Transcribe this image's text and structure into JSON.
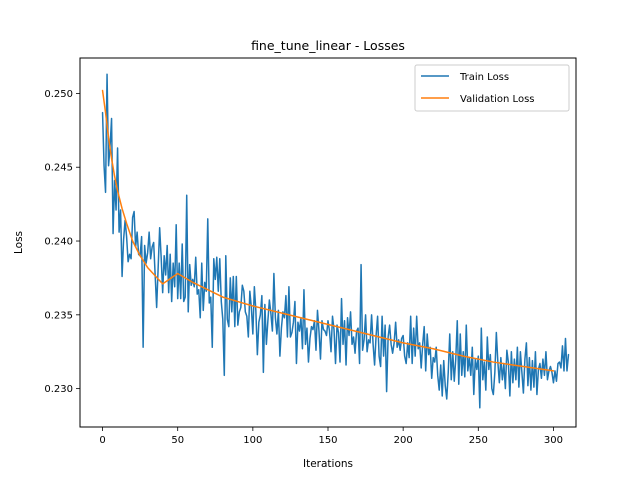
{
  "chart_data": {
    "type": "line",
    "title": "fine_tune_linear - Losses",
    "xlabel": "Iterations",
    "ylabel": "Loss",
    "xlim": [
      -15,
      315
    ],
    "ylim": [
      0.2274,
      0.2524
    ],
    "xticks": [
      0,
      50,
      100,
      150,
      200,
      250,
      300
    ],
    "yticks": [
      0.23,
      0.235,
      0.24,
      0.245,
      0.25
    ],
    "ytick_labels": [
      "0.230",
      "0.235",
      "0.240",
      "0.245",
      "0.250"
    ],
    "grid": false,
    "legend_position": "top-right",
    "series": [
      {
        "name": "Train Loss",
        "color": "#1f77b4",
        "x_start": 0,
        "x_step": 1,
        "values": [
          0.2487,
          0.2451,
          0.2433,
          0.2513,
          0.2451,
          0.2464,
          0.2483,
          0.2405,
          0.2441,
          0.2421,
          0.2463,
          0.2406,
          0.2421,
          0.2376,
          0.2401,
          0.2414,
          0.2403,
          0.2386,
          0.2391,
          0.2388,
          0.2416,
          0.242,
          0.2396,
          0.2406,
          0.2391,
          0.239,
          0.2403,
          0.2328,
          0.2397,
          0.2385,
          0.2392,
          0.2406,
          0.2388,
          0.2396,
          0.2399,
          0.2377,
          0.2355,
          0.2382,
          0.2409,
          0.2389,
          0.2365,
          0.239,
          0.2377,
          0.2397,
          0.2365,
          0.2391,
          0.2359,
          0.2385,
          0.2369,
          0.2411,
          0.2361,
          0.2385,
          0.2361,
          0.2398,
          0.2359,
          0.2362,
          0.2431,
          0.2352,
          0.2384,
          0.237,
          0.2374,
          0.2369,
          0.2389,
          0.2364,
          0.2367,
          0.2348,
          0.2385,
          0.2353,
          0.2372,
          0.2366,
          0.2415,
          0.2358,
          0.2362,
          0.2328,
          0.2388,
          0.2374,
          0.2389,
          0.2366,
          0.2388,
          0.2359,
          0.2347,
          0.2309,
          0.239,
          0.2347,
          0.2342,
          0.2375,
          0.2352,
          0.2376,
          0.2342,
          0.2376,
          0.2343,
          0.2352,
          0.2355,
          0.237,
          0.2366,
          0.2352,
          0.2349,
          0.2335,
          0.2366,
          0.2355,
          0.2337,
          0.2369,
          0.2353,
          0.2323,
          0.2345,
          0.235,
          0.2363,
          0.2311,
          0.2357,
          0.233,
          0.2346,
          0.236,
          0.2351,
          0.2339,
          0.2378,
          0.2348,
          0.2337,
          0.2353,
          0.2322,
          0.2341,
          0.2352,
          0.2348,
          0.2363,
          0.2335,
          0.2369,
          0.2335,
          0.2338,
          0.2345,
          0.2359,
          0.2317,
          0.2345,
          0.2339,
          0.2348,
          0.2327,
          0.2367,
          0.233,
          0.2341,
          0.2318,
          0.2334,
          0.2342,
          0.234,
          0.2346,
          0.2326,
          0.2353,
          0.2339,
          0.232,
          0.2346,
          0.234,
          0.2339,
          0.2336,
          0.2346,
          0.2339,
          0.2325,
          0.2349,
          0.234,
          0.2317,
          0.2343,
          0.2338,
          0.2318,
          0.2361,
          0.233,
          0.2346,
          0.2316,
          0.2348,
          0.2336,
          0.2352,
          0.233,
          0.2335,
          0.2324,
          0.2339,
          0.2341,
          0.2317,
          0.2384,
          0.2326,
          0.2333,
          0.235,
          0.2325,
          0.2333,
          0.2331,
          0.235,
          0.233,
          0.2316,
          0.2336,
          0.2349,
          0.2322,
          0.2315,
          0.2349,
          0.2322,
          0.2343,
          0.2298,
          0.2335,
          0.2343,
          0.233,
          0.2324,
          0.2331,
          0.2345,
          0.2328,
          0.2333,
          0.2326,
          0.2334,
          0.2336,
          0.2322,
          0.2317,
          0.2331,
          0.2321,
          0.2349,
          0.2317,
          0.2341,
          0.2322,
          0.2349,
          0.2327,
          0.2331,
          0.2314,
          0.233,
          0.2342,
          0.2312,
          0.2337,
          0.2323,
          0.2328,
          0.2307,
          0.2321,
          0.2318,
          0.2328,
          0.2309,
          0.2299,
          0.2316,
          0.2295,
          0.2319,
          0.2302,
          0.2293,
          0.2311,
          0.2337,
          0.2306,
          0.2325,
          0.2305,
          0.232,
          0.2346,
          0.2303,
          0.2337,
          0.2309,
          0.2325,
          0.2308,
          0.2343,
          0.2312,
          0.2321,
          0.2309,
          0.2328,
          0.2296,
          0.232,
          0.2313,
          0.2322,
          0.2287,
          0.2341,
          0.2306,
          0.2318,
          0.2299,
          0.2335,
          0.2313,
          0.2323,
          0.23,
          0.2296,
          0.2311,
          0.2338,
          0.2318,
          0.2304,
          0.2321,
          0.2306,
          0.2317,
          0.23,
          0.2326,
          0.2318,
          0.2295,
          0.2325,
          0.2304,
          0.232,
          0.2306,
          0.2328,
          0.2301,
          0.2325,
          0.2311,
          0.2297,
          0.232,
          0.2331,
          0.2302,
          0.2321,
          0.2299,
          0.2319,
          0.2301,
          0.2325,
          0.2296,
          0.2313,
          0.2317,
          0.2307,
          0.232,
          0.2309,
          0.2325,
          0.2306,
          0.2312,
          0.2315,
          0.2311,
          0.2304,
          0.2312,
          0.2305,
          0.2317,
          0.2318,
          0.2314,
          0.2329,
          0.2312,
          0.2334,
          0.2312,
          0.2323
        ]
      },
      {
        "name": "Validation Loss",
        "color": "#ff7f0e",
        "x": [
          0,
          2,
          4,
          6,
          8,
          10,
          13,
          16,
          20,
          25,
          30,
          40,
          50,
          60,
          70,
          80,
          90,
          100,
          120,
          140,
          160,
          180,
          200,
          220,
          240,
          260,
          280,
          300
        ],
        "values": [
          0.2502,
          0.2487,
          0.247,
          0.2456,
          0.2444,
          0.2434,
          0.2422,
          0.2412,
          0.24,
          0.239,
          0.2382,
          0.2371,
          0.2378,
          0.2372,
          0.2367,
          0.2362,
          0.2359,
          0.2356,
          0.2351,
          0.2346,
          0.2341,
          0.2336,
          0.2331,
          0.2327,
          0.2322,
          0.2318,
          0.2315,
          0.2312
        ]
      }
    ]
  }
}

※ ※ ※

In the listing, find all lines with the string "name" and copy them.

        "name": "Train Loss",
        "name": "Validation Loss",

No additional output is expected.